■ Given information:
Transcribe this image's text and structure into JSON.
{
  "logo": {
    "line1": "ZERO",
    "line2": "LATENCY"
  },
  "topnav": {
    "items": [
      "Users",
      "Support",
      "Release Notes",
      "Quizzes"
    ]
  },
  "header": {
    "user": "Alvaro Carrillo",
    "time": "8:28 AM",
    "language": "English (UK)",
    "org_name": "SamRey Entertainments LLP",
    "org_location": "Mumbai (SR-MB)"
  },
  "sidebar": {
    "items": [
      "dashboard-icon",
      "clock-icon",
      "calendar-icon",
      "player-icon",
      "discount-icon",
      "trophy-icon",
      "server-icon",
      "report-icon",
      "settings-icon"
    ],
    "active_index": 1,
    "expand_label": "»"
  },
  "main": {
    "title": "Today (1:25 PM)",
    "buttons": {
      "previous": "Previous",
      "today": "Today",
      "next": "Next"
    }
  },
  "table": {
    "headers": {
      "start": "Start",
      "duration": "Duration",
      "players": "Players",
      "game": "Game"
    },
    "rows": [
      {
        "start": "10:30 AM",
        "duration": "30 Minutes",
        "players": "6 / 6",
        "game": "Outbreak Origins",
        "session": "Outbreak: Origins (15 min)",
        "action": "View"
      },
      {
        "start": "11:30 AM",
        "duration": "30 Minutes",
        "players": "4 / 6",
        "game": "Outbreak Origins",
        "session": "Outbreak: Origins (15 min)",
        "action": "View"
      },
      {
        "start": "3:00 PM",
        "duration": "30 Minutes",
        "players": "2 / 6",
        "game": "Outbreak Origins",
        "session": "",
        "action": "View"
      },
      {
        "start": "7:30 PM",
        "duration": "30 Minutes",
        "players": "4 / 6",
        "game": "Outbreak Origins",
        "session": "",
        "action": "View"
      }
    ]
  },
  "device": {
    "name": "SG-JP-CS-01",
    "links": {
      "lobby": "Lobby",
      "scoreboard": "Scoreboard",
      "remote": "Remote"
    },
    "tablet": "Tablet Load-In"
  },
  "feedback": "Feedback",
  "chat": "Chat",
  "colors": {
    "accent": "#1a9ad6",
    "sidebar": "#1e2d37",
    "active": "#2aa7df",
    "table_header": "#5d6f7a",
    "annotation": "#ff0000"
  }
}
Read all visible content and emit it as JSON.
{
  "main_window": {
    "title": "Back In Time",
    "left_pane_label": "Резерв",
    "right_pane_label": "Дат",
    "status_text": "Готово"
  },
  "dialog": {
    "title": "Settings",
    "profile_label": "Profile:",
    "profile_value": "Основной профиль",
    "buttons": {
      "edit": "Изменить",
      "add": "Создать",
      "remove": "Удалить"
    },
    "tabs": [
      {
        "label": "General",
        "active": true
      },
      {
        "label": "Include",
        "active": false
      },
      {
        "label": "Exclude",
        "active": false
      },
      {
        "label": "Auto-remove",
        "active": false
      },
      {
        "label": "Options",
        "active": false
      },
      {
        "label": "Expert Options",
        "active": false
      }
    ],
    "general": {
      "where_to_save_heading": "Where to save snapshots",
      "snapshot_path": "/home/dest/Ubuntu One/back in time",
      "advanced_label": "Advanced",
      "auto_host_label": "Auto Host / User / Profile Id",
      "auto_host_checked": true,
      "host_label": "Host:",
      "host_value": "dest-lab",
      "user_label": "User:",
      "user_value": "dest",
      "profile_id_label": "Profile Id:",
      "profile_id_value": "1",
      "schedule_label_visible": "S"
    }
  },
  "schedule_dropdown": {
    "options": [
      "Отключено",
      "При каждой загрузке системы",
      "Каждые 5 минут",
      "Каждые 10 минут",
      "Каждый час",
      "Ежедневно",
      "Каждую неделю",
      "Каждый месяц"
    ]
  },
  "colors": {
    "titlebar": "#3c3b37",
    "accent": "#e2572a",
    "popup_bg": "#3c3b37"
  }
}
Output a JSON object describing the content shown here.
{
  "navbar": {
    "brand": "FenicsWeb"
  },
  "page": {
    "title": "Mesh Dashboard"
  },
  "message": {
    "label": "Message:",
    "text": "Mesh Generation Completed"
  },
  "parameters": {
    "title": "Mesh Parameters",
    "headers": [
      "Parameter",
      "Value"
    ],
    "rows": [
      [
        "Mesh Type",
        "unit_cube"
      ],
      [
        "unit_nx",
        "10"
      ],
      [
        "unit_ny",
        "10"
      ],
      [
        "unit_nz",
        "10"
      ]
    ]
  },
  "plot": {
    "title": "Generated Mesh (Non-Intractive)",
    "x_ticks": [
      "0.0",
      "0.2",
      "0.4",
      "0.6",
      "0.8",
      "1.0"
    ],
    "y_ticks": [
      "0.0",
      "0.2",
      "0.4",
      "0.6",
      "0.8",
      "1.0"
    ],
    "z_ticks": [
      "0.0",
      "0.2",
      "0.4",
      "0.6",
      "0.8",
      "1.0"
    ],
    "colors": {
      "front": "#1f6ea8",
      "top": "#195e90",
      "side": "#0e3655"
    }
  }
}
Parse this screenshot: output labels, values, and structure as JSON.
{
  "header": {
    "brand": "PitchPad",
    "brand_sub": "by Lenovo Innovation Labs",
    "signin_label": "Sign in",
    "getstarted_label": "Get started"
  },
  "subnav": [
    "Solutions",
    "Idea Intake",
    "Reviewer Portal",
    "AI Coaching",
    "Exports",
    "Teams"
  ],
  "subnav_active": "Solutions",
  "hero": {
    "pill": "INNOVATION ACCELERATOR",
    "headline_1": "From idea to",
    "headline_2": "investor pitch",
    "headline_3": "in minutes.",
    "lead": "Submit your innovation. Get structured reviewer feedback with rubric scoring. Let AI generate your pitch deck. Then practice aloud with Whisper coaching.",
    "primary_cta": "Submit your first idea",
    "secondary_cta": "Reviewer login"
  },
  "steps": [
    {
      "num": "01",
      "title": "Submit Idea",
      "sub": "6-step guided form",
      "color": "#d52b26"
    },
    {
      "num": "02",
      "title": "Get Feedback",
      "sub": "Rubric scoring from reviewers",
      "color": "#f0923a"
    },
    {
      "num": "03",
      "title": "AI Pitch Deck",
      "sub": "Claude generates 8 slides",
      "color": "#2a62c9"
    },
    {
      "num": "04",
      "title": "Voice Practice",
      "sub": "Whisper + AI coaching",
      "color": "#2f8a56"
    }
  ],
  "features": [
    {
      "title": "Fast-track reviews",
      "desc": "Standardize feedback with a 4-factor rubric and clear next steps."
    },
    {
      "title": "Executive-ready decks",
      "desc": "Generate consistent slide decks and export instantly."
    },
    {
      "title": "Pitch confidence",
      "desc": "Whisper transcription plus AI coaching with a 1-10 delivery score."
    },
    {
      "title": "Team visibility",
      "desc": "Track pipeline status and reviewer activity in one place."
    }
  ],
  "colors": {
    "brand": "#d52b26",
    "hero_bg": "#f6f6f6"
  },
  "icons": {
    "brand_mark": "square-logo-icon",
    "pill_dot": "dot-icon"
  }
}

■ Work to complete:
From the records above, extract everything verbatim.

■ Output below:
Transcribe this image's text and structure into JSON.
{
  "logo": {
    "line1": "ZERO",
    "line2": "LATENCY"
  },
  "topnav": {
    "items": [
      "Users",
      "Support",
      "Release Notes",
      "Quizzes"
    ]
  },
  "header": {
    "user": "Alvaro Carrillo",
    "time": "8:28 AM",
    "language": "English (UK)",
    "org_name": "SamRey Entertainments LLP",
    "org_location": "Mumbai (SR-MB)"
  },
  "sidebar": {
    "items": [
      "dashboard-icon",
      "clock-icon",
      "calendar-icon",
      "player-icon",
      "discount-icon",
      "trophy-icon",
      "server-icon",
      "report-icon",
      "settings-icon"
    ],
    "active_index": 1,
    "expand_label": "»"
  },
  "main": {
    "title": "Today (1:25 PM)",
    "buttons": {
      "previous": "Previous",
      "today": "Today",
      "next": "Next"
    }
  },
  "table": {
    "headers": {
      "start": "Start",
      "duration": "Duration",
      "players": "Players",
      "game": "Game"
    },
    "rows": [
      {
        "start": "10:30 AM",
        "duration": "30 Minutes",
        "players": "6 / 6",
        "game": "Outbreak Origins",
        "session": "Outbreak: Origins (15 min)",
        "action": "View"
      },
      {
        "start": "11:30 AM",
        "duration": "30 Minutes",
        "players": "4 / 6",
        "game": "Outbreak Origins",
        "session": "Outbreak: Origins (15 min)",
        "action": "View"
      },
      {
        "start": "3:00 PM",
        "duration": "30 Minutes",
        "players": "2 / 6",
        "game": "Outbreak Origins",
        "session": "",
        "action": "View"
      },
      {
        "start": "7:30 PM",
        "duration": "30 Minutes",
        "players": "4 / 6",
        "game": "Outbreak Origins",
        "session": "",
        "action": "View"
      }
    ]
  },
  "device": {
    "name": "SG-JP-CS-01",
    "links": {
      "lobby": "Lobby",
      "scoreboard": "Scoreboard",
      "remote": "Remote"
    },
    "tablet": "Tablet Load-In"
  },
  "feedback": "Feedback",
  "chat": "Chat",
  "colors": {
    "accent": "#1a9ad6",
    "sidebar": "#1e2d37",
    "active": "#2aa7df",
    "table_header": "#5d6f7a",
    "annotation": "#ff0000"
  }
}
Read all visible content and emit it as JSON.
{
  "main_window": {
    "title": "Back In Time",
    "left_pane_label": "Резерв",
    "right_pane_label": "Дат",
    "status_text": "Готово"
  },
  "dialog": {
    "title": "Settings",
    "profile_label": "Profile:",
    "profile_value": "Основной профиль",
    "buttons": {
      "edit": "Изменить",
      "add": "Создать",
      "remove": "Удалить"
    },
    "tabs": [
      {
        "label": "General",
        "active": true
      },
      {
        "label": "Include",
        "active": false
      },
      {
        "label": "Exclude",
        "active": false
      },
      {
        "label": "Auto-remove",
        "active": false
      },
      {
        "label": "Options",
        "active": false
      },
      {
        "label": "Expert Options",
        "active": false
      }
    ],
    "general": {
      "where_to_save_heading": "Where to save snapshots",
      "snapshot_path": "/home/dest/Ubuntu One/back in time",
      "advanced_label": "Advanced",
      "auto_host_label": "Auto Host / User / Profile Id",
      "auto_host_checked": true,
      "host_label": "Host:",
      "host_value": "dest-lab",
      "user_label": "User:",
      "user_value": "dest",
      "profile_id_label": "Profile Id:",
      "profile_id_value": "1",
      "schedule_label_visible": "S"
    }
  },
  "schedule_dropdown": {
    "options": [
      "Отключено",
      "При каждой загрузке системы",
      "Каждые 5 минут",
      "Каждые 10 минут",
      "Каждый час",
      "Ежедневно",
      "Каждую неделю",
      "Каждый месяц"
    ]
  },
  "colors": {
    "titlebar": "#3c3b37",
    "accent": "#e2572a",
    "popup_bg": "#3c3b37"
  }
}
Output a JSON object describing the content shown here.
{
  "navbar": {
    "brand": "FenicsWeb"
  },
  "page": {
    "title": "Mesh Dashboard"
  },
  "message": {
    "label": "Message:",
    "text": "Mesh Generation Completed"
  },
  "parameters": {
    "title": "Mesh Parameters",
    "headers": [
      "Parameter",
      "Value"
    ],
    "rows": [
      [
        "Mesh Type",
        "unit_cube"
      ],
      [
        "unit_nx",
        "10"
      ],
      [
        "unit_ny",
        "10"
      ],
      [
        "unit_nz",
        "10"
      ]
    ]
  },
  "plot": {
    "title": "Generated Mesh (Non-Intractive)",
    "x_ticks": [
      "0.0",
      "0.2",
      "0.4",
      "0.6",
      "0.8",
      "1.0"
    ],
    "y_ticks": [
      "0.0",
      "0.2",
      "0.4",
      "0.6",
      "0.8",
      "1.0"
    ],
    "z_ticks": [
      "0.0",
      "0.2",
      "0.4",
      "0.6",
      "0.8",
      "1.0"
    ],
    "colors": {
      "front": "#1f6ea8",
      "top": "#195e90",
      "side": "#0e3655"
    }
  }
}
Parse this screenshot: output labels, values, and structure as JSON.
{
  "header": {
    "brand": "PitchPad",
    "brand_sub": "by Lenovo Innovation Labs",
    "signin_label": "Sign in",
    "getstarted_label": "Get started"
  },
  "subnav": [
    "Solutions",
    "Idea Intake",
    "Reviewer Portal",
    "AI Coaching",
    "Exports",
    "Teams"
  ],
  "subnav_active": "Solutions",
  "hero": {
    "pill": "INNOVATION ACCELERATOR",
    "headline_1": "From idea to",
    "headline_2": "investor pitch",
    "headline_3": "in minutes.",
    "lead": "Submit your innovation. Get structured reviewer feedback with rubric scoring. Let AI generate your pitch deck. Then practice aloud with Whisper coaching.",
    "primary_cta": "Submit your first idea",
    "secondary_cta": "Reviewer login"
  },
  "steps": [
    {
      "num": "01",
      "title": "Submit Idea",
      "sub": "6-step guided form",
      "color": "#d52b26"
    },
    {
      "num": "02",
      "title": "Get Feedback",
      "sub": "Rubric scoring from reviewers",
      "color": "#f0923a"
    },
    {
      "num": "03",
      "title": "AI Pitch Deck",
      "sub": "Claude generates 8 slides",
      "color": "#2a62c9"
    },
    {
      "num": "04",
      "title": "Voice Practice",
      "sub": "Whisper + AI coaching",
      "color": "#2f8a56"
    }
  ],
  "features": [
    {
      "title": "Fast-track reviews",
      "desc": "Standardize feedback with a 4-factor rubric and clear next steps."
    },
    {
      "title": "Executive-ready decks",
      "desc": "Generate consistent slide decks and export instantly."
    },
    {
      "title": "Pitch confidence",
      "desc": "Whisper transcription plus AI coaching with a 1-10 delivery score."
    },
    {
      "title": "Team visibility",
      "desc": "Track pipeline status and reviewer activity in one place."
    }
  ],
  "colors": {
    "brand": "#d52b26",
    "hero_bg": "#f6f6f6"
  },
  "icons": {
    "brand_mark": "square-logo-icon",
    "pill_dot": "dot-icon"
  }
}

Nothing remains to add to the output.